■ TASK DETAILS ■
Reproduce the material in full, exactly as written.
-- Start of THE RECORDS --
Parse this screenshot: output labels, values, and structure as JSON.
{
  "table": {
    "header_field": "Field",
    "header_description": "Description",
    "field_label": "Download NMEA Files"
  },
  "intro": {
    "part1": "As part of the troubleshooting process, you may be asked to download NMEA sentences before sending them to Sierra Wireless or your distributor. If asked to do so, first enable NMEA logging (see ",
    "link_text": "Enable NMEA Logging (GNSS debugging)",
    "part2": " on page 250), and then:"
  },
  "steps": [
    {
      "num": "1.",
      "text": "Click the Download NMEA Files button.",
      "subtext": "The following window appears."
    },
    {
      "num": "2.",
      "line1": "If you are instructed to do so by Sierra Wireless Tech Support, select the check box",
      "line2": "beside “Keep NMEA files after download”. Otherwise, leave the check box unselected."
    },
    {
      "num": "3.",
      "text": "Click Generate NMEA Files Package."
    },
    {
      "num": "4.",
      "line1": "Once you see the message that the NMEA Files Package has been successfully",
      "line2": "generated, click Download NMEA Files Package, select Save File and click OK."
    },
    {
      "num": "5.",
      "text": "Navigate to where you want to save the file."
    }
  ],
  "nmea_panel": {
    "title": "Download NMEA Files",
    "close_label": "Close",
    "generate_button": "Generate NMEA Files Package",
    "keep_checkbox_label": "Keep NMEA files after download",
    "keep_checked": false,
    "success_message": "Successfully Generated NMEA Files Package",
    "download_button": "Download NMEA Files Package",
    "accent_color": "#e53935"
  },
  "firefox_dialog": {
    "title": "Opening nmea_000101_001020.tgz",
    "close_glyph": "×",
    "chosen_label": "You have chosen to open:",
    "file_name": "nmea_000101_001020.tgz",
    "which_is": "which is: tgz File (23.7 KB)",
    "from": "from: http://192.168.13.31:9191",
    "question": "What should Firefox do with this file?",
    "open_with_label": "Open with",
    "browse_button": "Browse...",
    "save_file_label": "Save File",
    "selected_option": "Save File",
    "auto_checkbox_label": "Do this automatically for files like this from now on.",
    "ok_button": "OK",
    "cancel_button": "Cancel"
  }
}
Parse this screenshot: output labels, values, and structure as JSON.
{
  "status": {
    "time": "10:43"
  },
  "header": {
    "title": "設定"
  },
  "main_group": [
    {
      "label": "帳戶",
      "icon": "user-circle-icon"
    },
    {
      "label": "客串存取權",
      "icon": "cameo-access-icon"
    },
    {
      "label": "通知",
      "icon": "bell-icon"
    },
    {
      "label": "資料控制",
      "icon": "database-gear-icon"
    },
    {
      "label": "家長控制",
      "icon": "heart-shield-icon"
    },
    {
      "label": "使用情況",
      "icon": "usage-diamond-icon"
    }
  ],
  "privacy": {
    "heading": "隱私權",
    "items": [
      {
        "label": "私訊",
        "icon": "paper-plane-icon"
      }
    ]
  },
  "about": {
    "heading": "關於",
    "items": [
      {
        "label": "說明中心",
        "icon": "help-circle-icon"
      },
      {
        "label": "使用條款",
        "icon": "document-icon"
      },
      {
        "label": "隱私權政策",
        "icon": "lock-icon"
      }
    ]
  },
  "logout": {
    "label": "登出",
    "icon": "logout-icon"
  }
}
-- End of THE RECORDS --
■ RESULT FOR THIS EXERCISE ■
Parse this screenshot: output labels, values, and structure as JSON.
{
  "table": {
    "header_field": "Field",
    "header_description": "Description",
    "field_label": "Download NMEA Files"
  },
  "intro": {
    "part1": "As part of the troubleshooting process, you may be asked to download NMEA sentences before sending them to Sierra Wireless or your distributor. If asked to do so, first enable NMEA logging (see ",
    "link_text": "Enable NMEA Logging (GNSS debugging)",
    "part2": " on page 250), and then:"
  },
  "steps": [
    {
      "num": "1.",
      "text": "Click the Download NMEA Files button.",
      "subtext": "The following window appears."
    },
    {
      "num": "2.",
      "line1": "If you are instructed to do so by Sierra Wireless Tech Support, select the check box",
      "line2": "beside “Keep NMEA files after download”. Otherwise, leave the check box unselected."
    },
    {
      "num": "3.",
      "text": "Click Generate NMEA Files Package."
    },
    {
      "num": "4.",
      "line1": "Once you see the message that the NMEA Files Package has been successfully",
      "line2": "generated, click Download NMEA Files Package, select Save File and click OK."
    },
    {
      "num": "5.",
      "text": "Navigate to where you want to save the file."
    }
  ],
  "nmea_panel": {
    "title": "Download NMEA Files",
    "close_label": "Close",
    "generate_button": "Generate NMEA Files Package",
    "keep_checkbox_label": "Keep NMEA files after download",
    "keep_checked": false,
    "success_message": "Successfully Generated NMEA Files Package",
    "download_button": "Download NMEA Files Package",
    "accent_color": "#e53935"
  },
  "firefox_dialog": {
    "title": "Opening nmea_000101_001020.tgz",
    "close_glyph": "×",
    "chosen_label": "You have chosen to open:",
    "file_name": "nmea_000101_001020.tgz",
    "which_is": "which is: tgz File (23.7 KB)",
    "from": "from: http://192.168.13.31:9191",
    "question": "What should Firefox do with this file?",
    "open_with_label": "Open with",
    "browse_button": "Browse...",
    "save_file_label": "Save File",
    "selected_option": "Save File",
    "auto_checkbox_label": "Do this automatically for files like this from now on.",
    "ok_button": "OK",
    "cancel_button": "Cancel"
  }
}
Parse this screenshot: output labels, values, and structure as JSON.
{
  "status": {
    "time": "10:43"
  },
  "header": {
    "title": "設定"
  },
  "main_group": [
    {
      "label": "帳戶",
      "icon": "user-circle-icon"
    },
    {
      "label": "客串存取權",
      "icon": "cameo-access-icon"
    },
    {
      "label": "通知",
      "icon": "bell-icon"
    },
    {
      "label": "資料控制",
      "icon": "database-gear-icon"
    },
    {
      "label": "家長控制",
      "icon": "heart-shield-icon"
    },
    {
      "label": "使用情況",
      "icon": "usage-diamond-icon"
    }
  ],
  "privacy": {
    "heading": "隱私權",
    "items": [
      {
        "label": "私訊",
        "icon": "paper-plane-icon"
      }
    ]
  },
  "about": {
    "heading": "關於",
    "items": [
      {
        "label": "說明中心",
        "icon": "help-circle-icon"
      },
      {
        "label": "使用條款",
        "icon": "document-icon"
      },
      {
        "label": "隱私權政策",
        "icon": "lock-icon"
      }
    ]
  },
  "logout": {
    "label": "登出",
    "icon": "logout-icon"
  }
}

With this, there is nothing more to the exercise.